Work instruction:
Among the records below, how many lines contain "Only"? State the number and nothing more.

Input data:

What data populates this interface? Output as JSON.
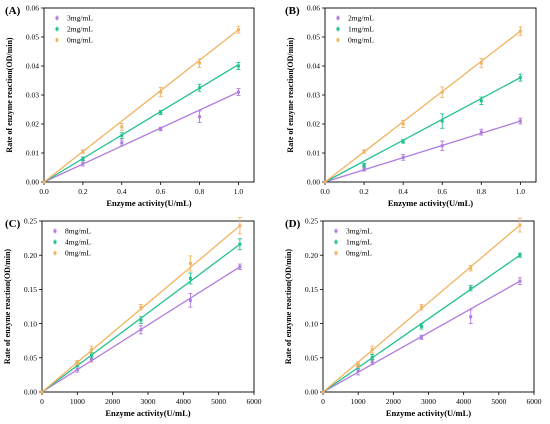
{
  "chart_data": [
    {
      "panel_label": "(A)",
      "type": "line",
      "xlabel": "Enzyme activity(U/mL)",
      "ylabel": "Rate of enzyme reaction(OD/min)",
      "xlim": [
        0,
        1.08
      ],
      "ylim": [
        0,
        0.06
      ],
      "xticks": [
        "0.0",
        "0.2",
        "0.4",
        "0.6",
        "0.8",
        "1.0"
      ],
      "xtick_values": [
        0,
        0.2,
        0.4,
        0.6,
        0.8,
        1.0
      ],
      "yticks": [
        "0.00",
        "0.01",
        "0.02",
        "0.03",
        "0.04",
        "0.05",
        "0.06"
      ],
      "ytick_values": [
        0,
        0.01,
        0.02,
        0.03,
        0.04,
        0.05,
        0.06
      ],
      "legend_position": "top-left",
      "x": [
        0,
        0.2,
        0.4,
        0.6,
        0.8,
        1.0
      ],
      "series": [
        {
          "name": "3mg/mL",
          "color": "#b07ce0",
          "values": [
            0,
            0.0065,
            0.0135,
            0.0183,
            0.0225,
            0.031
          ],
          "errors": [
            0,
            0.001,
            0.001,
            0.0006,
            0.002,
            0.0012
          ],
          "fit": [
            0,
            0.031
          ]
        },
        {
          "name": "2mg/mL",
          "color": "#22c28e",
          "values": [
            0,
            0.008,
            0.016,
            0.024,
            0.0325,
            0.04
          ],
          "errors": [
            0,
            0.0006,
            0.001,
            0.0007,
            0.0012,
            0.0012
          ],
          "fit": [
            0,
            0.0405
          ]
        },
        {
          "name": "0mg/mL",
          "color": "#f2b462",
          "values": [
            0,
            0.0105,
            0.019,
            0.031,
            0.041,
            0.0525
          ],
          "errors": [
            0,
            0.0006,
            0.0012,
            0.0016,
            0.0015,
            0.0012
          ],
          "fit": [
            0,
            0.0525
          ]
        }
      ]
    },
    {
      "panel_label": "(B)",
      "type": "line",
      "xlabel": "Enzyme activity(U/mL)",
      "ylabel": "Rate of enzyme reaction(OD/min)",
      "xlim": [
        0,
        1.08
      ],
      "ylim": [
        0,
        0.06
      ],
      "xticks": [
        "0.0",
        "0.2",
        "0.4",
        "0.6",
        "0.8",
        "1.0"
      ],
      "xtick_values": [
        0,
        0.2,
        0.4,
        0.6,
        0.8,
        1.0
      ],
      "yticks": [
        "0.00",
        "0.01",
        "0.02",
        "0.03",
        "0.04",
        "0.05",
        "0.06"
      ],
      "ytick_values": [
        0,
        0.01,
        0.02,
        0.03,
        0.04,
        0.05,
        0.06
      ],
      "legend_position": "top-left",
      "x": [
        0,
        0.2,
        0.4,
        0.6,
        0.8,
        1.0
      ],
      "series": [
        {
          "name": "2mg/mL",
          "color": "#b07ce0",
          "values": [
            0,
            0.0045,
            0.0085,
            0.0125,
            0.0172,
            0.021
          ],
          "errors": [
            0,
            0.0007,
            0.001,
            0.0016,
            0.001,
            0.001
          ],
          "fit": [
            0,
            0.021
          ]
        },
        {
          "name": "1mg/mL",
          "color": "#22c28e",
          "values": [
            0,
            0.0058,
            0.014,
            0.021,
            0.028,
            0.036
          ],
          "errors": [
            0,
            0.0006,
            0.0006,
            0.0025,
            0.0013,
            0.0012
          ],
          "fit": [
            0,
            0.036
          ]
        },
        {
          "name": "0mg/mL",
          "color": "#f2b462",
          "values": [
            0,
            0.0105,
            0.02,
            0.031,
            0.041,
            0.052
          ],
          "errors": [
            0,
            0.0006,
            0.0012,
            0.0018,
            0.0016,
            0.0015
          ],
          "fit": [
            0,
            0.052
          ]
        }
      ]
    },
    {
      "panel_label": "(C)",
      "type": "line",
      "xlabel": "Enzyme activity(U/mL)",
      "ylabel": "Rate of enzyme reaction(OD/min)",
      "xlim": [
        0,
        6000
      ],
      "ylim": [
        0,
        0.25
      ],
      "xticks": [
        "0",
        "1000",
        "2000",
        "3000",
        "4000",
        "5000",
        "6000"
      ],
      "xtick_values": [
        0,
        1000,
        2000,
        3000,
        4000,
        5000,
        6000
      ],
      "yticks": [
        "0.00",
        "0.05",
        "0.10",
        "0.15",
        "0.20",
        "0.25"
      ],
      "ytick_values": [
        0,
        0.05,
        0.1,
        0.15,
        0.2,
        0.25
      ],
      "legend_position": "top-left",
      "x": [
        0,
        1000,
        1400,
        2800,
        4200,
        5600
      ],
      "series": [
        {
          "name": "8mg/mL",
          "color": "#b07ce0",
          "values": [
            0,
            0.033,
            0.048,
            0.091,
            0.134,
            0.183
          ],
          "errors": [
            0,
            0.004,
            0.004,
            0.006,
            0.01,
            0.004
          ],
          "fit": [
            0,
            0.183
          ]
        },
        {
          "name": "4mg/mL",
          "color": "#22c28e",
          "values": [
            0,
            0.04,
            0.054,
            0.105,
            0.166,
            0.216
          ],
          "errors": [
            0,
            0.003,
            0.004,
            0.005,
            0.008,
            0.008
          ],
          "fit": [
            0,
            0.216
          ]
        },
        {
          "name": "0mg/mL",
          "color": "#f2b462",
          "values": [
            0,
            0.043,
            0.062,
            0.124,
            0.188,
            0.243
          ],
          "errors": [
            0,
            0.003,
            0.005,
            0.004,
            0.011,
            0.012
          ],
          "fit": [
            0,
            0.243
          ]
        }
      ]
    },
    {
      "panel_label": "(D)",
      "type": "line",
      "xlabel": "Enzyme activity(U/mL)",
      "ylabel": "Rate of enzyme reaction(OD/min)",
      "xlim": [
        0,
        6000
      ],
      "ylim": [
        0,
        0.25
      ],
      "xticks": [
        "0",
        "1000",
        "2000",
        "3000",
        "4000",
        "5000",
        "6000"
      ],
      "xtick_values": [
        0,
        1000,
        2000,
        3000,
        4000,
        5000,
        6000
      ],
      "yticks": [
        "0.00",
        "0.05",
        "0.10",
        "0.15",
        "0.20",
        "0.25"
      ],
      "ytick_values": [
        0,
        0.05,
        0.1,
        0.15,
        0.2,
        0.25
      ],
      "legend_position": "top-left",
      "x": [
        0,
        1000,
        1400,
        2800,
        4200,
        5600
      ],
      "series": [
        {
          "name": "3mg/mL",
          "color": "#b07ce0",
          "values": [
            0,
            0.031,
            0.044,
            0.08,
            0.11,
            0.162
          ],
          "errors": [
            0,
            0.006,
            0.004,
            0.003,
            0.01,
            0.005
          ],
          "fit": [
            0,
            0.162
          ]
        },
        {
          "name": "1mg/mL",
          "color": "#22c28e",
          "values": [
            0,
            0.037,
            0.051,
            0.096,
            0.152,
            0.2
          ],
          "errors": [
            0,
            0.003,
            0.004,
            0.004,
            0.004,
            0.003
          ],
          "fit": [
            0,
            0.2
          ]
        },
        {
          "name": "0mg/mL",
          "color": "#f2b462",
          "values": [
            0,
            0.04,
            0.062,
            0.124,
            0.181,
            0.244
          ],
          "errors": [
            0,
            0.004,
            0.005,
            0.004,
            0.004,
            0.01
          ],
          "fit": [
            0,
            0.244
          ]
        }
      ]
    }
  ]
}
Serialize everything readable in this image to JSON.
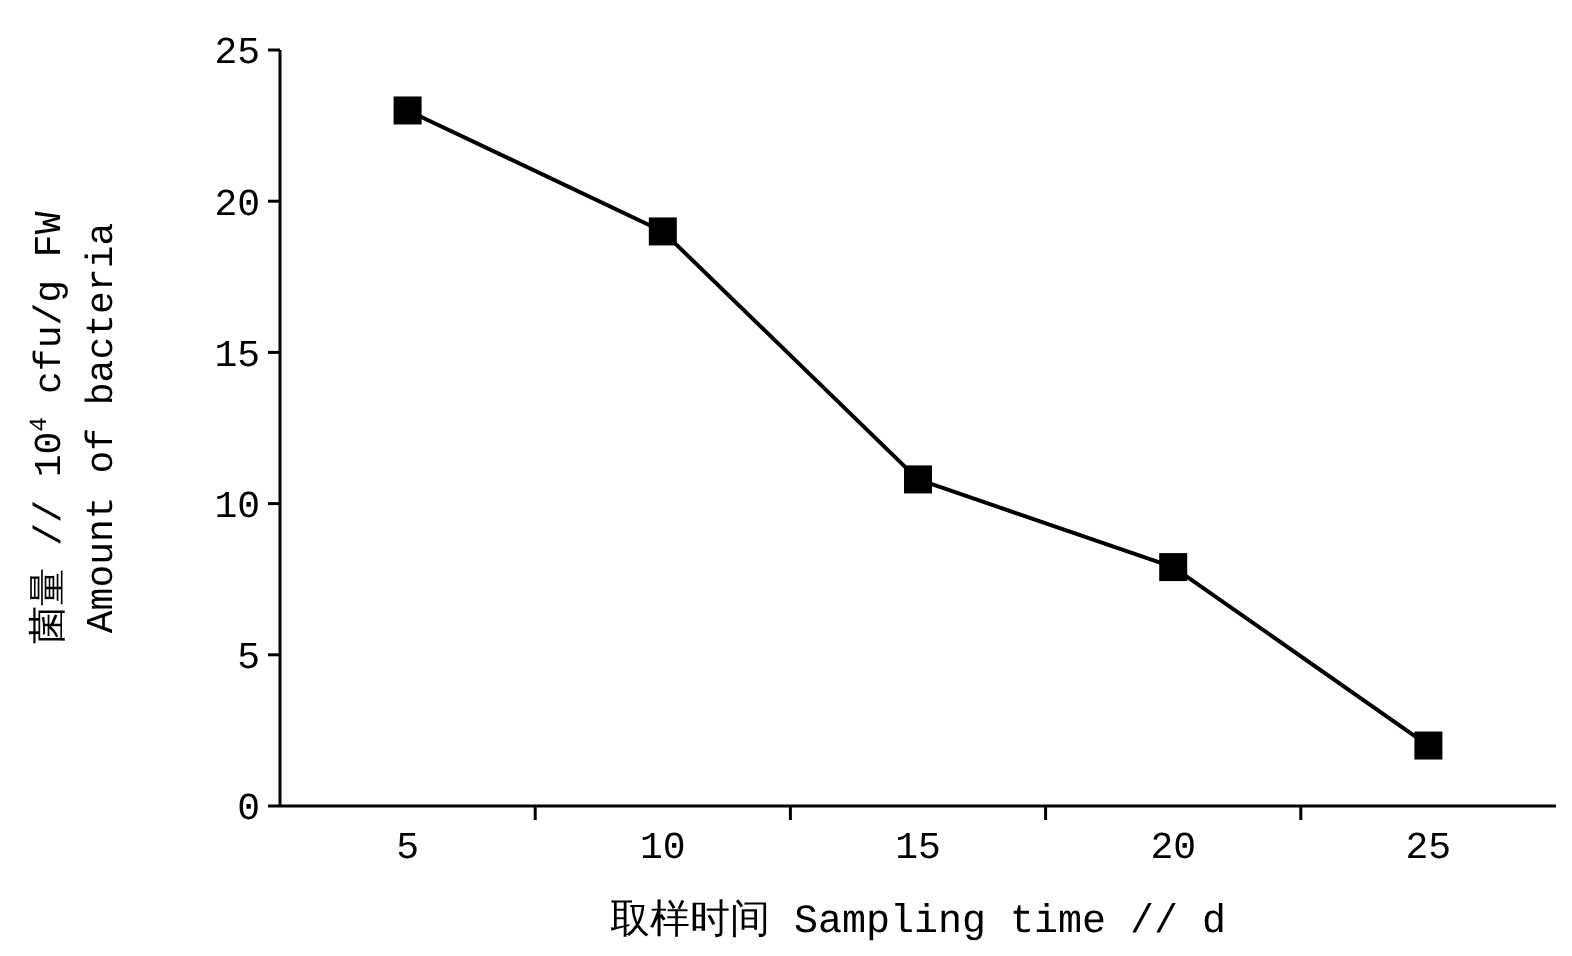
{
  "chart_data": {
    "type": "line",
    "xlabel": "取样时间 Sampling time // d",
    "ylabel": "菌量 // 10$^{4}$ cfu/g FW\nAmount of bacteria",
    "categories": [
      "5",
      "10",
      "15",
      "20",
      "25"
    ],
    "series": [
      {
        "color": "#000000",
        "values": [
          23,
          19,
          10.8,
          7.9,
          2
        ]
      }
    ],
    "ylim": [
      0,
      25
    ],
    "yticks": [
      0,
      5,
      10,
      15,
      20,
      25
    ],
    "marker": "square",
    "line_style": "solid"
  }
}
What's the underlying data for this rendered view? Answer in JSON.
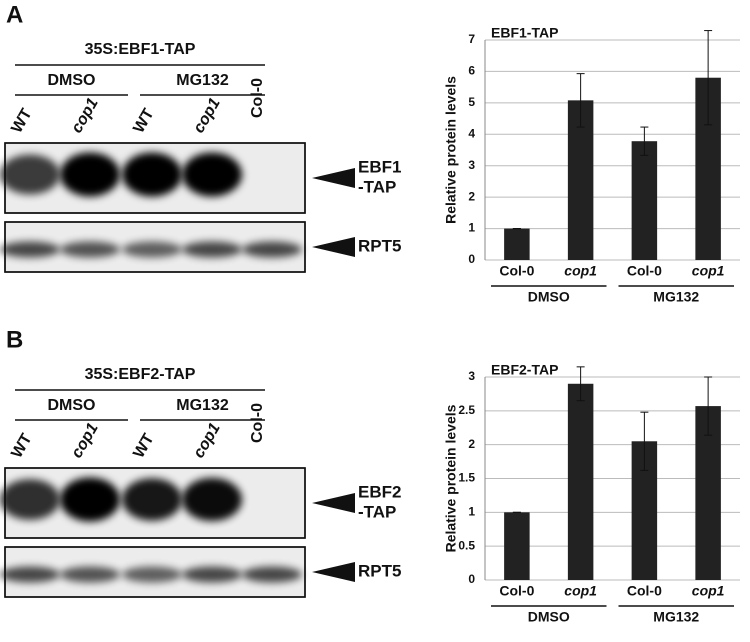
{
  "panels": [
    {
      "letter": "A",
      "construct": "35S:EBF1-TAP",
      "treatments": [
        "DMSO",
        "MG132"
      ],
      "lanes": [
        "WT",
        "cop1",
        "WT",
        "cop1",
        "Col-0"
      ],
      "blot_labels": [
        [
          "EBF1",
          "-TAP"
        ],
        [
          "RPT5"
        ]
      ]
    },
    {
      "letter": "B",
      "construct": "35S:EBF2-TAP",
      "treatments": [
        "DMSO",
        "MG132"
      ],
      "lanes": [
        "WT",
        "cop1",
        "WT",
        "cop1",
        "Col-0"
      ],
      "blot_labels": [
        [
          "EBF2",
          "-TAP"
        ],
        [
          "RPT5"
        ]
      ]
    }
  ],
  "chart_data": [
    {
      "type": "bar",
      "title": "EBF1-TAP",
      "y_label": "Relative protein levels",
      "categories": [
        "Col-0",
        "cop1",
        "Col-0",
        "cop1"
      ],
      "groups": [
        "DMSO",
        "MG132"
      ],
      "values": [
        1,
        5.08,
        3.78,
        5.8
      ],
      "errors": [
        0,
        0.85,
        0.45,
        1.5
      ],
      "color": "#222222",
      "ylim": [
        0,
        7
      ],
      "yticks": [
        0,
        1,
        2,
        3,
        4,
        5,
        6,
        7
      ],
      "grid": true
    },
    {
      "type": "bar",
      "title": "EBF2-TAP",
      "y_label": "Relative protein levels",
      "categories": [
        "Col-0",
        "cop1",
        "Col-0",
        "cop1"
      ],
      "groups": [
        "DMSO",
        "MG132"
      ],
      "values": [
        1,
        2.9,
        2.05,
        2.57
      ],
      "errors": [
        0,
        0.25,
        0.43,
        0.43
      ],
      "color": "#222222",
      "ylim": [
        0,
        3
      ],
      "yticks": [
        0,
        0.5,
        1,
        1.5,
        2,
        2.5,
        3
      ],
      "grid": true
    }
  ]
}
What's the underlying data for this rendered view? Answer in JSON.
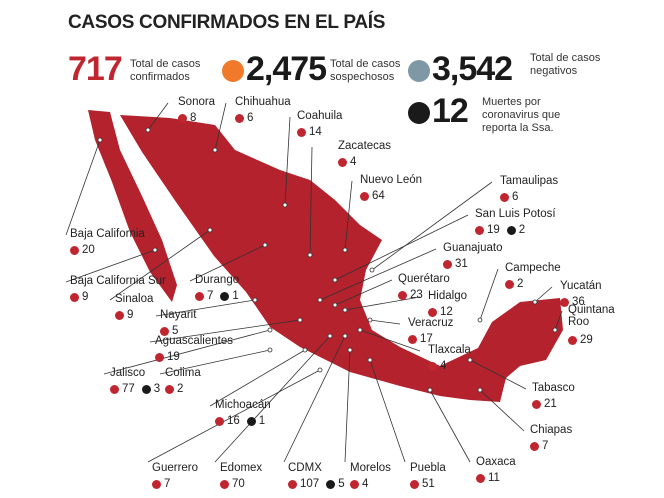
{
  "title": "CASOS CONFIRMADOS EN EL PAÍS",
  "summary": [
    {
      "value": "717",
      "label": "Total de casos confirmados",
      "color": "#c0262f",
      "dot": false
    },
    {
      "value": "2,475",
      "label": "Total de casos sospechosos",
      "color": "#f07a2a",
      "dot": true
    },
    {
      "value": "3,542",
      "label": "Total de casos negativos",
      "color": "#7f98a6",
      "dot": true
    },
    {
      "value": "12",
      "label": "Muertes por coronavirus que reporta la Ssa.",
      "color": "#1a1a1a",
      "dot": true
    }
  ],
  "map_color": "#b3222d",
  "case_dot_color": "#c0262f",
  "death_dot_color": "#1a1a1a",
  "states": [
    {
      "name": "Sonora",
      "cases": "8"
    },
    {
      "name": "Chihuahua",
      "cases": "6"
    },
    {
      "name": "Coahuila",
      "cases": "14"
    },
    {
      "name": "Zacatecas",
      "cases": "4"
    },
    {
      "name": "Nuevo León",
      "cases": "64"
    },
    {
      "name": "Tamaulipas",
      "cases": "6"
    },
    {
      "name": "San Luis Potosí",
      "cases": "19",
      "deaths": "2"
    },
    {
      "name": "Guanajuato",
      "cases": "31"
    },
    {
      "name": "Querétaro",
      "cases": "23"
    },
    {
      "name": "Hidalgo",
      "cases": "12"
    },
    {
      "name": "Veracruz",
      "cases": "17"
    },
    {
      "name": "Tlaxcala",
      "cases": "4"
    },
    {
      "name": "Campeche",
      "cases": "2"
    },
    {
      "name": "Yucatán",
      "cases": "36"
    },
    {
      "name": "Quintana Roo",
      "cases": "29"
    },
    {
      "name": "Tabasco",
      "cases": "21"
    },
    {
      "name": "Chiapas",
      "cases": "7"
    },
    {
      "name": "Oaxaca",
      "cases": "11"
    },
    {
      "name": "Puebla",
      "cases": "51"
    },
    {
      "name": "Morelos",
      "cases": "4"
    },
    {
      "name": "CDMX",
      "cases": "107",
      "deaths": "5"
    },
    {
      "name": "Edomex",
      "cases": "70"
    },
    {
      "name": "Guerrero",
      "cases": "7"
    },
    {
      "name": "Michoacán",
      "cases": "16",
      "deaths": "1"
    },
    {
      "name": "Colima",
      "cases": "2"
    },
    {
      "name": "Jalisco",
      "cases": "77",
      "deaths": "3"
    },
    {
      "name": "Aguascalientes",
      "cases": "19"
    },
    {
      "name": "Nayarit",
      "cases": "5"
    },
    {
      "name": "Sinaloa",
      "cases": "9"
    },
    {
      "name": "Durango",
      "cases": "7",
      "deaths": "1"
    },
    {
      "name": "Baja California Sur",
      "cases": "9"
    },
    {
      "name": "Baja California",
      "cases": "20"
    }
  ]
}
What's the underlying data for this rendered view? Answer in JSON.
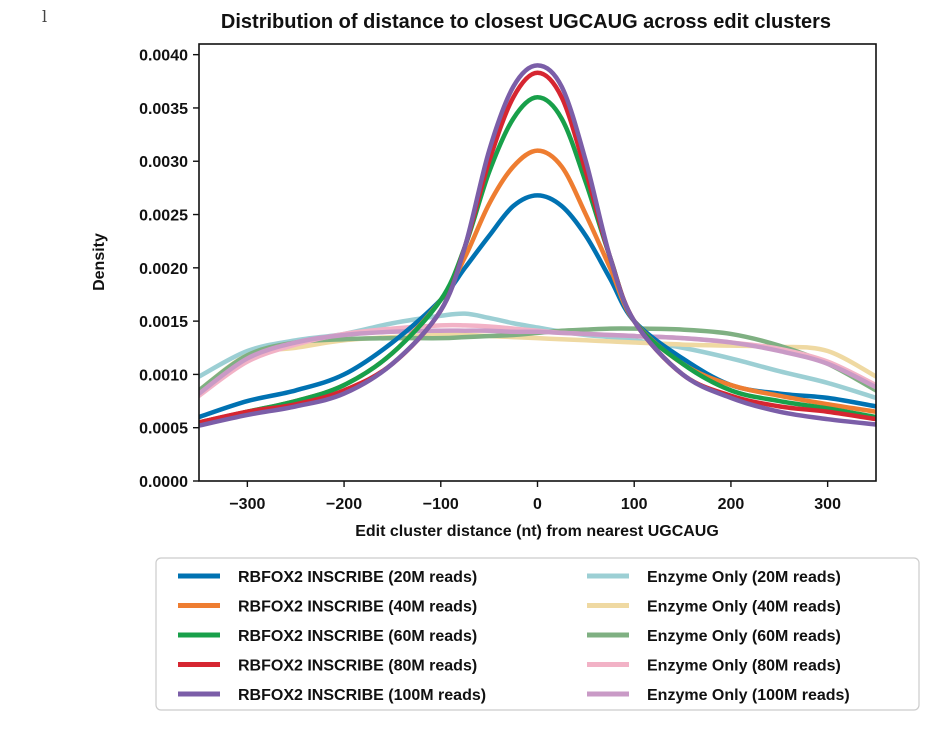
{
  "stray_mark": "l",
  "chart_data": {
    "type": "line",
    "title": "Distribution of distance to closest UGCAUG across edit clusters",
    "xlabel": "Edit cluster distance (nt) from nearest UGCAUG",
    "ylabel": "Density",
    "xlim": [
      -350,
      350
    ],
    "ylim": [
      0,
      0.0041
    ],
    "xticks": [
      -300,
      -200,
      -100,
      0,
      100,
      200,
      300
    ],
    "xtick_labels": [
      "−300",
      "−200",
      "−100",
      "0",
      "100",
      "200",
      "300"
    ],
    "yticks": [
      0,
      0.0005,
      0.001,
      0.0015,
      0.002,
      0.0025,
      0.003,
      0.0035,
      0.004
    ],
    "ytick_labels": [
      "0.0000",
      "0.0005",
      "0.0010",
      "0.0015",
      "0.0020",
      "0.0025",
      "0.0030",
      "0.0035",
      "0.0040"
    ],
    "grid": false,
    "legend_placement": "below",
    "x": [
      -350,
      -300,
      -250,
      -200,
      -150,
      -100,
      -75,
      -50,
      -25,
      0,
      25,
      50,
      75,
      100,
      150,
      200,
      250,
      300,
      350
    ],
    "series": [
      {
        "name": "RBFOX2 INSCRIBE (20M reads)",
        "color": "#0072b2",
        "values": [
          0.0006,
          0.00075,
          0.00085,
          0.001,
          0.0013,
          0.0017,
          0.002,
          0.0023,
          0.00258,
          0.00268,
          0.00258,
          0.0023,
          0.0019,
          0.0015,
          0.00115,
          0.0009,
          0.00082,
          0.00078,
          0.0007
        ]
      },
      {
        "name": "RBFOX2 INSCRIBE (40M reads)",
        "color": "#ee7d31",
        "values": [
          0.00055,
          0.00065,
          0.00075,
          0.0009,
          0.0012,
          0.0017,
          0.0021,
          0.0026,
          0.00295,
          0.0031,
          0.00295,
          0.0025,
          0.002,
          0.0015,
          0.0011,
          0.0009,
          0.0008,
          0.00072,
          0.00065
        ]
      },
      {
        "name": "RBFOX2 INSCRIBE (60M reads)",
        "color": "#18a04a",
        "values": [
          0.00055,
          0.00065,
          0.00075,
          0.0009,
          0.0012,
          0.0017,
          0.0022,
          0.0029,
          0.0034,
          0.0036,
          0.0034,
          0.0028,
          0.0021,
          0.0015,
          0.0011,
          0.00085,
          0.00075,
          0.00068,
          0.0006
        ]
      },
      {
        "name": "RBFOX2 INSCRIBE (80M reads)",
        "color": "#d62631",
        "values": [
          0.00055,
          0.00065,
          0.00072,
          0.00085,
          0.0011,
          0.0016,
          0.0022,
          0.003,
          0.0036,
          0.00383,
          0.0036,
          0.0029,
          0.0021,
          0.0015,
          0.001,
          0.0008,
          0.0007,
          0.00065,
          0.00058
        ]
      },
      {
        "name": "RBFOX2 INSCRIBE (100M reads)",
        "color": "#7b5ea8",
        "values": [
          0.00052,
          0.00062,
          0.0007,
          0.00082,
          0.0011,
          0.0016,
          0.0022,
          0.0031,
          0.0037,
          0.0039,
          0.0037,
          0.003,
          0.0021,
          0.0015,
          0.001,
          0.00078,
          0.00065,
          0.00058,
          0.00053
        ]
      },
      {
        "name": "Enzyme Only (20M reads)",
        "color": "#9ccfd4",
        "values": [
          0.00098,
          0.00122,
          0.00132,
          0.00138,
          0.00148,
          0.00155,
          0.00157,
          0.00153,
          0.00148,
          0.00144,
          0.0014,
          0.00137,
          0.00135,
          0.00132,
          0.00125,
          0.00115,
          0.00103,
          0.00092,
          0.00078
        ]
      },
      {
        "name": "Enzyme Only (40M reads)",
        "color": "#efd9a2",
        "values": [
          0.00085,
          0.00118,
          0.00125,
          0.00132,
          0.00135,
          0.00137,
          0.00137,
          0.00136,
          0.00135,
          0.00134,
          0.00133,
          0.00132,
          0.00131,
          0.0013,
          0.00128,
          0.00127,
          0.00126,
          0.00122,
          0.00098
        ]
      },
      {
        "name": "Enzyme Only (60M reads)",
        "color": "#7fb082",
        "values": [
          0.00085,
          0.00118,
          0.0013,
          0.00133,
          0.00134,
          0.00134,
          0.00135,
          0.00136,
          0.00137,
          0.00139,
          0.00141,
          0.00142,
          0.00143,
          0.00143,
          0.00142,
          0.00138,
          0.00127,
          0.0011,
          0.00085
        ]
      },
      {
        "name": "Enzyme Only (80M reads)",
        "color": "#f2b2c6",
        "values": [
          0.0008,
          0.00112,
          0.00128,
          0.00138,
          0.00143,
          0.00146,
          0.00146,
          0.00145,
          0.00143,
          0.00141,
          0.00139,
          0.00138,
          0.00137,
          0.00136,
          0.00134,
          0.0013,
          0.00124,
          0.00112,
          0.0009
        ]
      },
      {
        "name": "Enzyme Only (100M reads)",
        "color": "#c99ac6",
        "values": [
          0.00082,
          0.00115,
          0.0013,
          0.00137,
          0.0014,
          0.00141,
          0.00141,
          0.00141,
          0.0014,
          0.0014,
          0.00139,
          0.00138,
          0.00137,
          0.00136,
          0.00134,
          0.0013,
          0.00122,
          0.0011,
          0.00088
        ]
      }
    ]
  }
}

Solution for this task:
5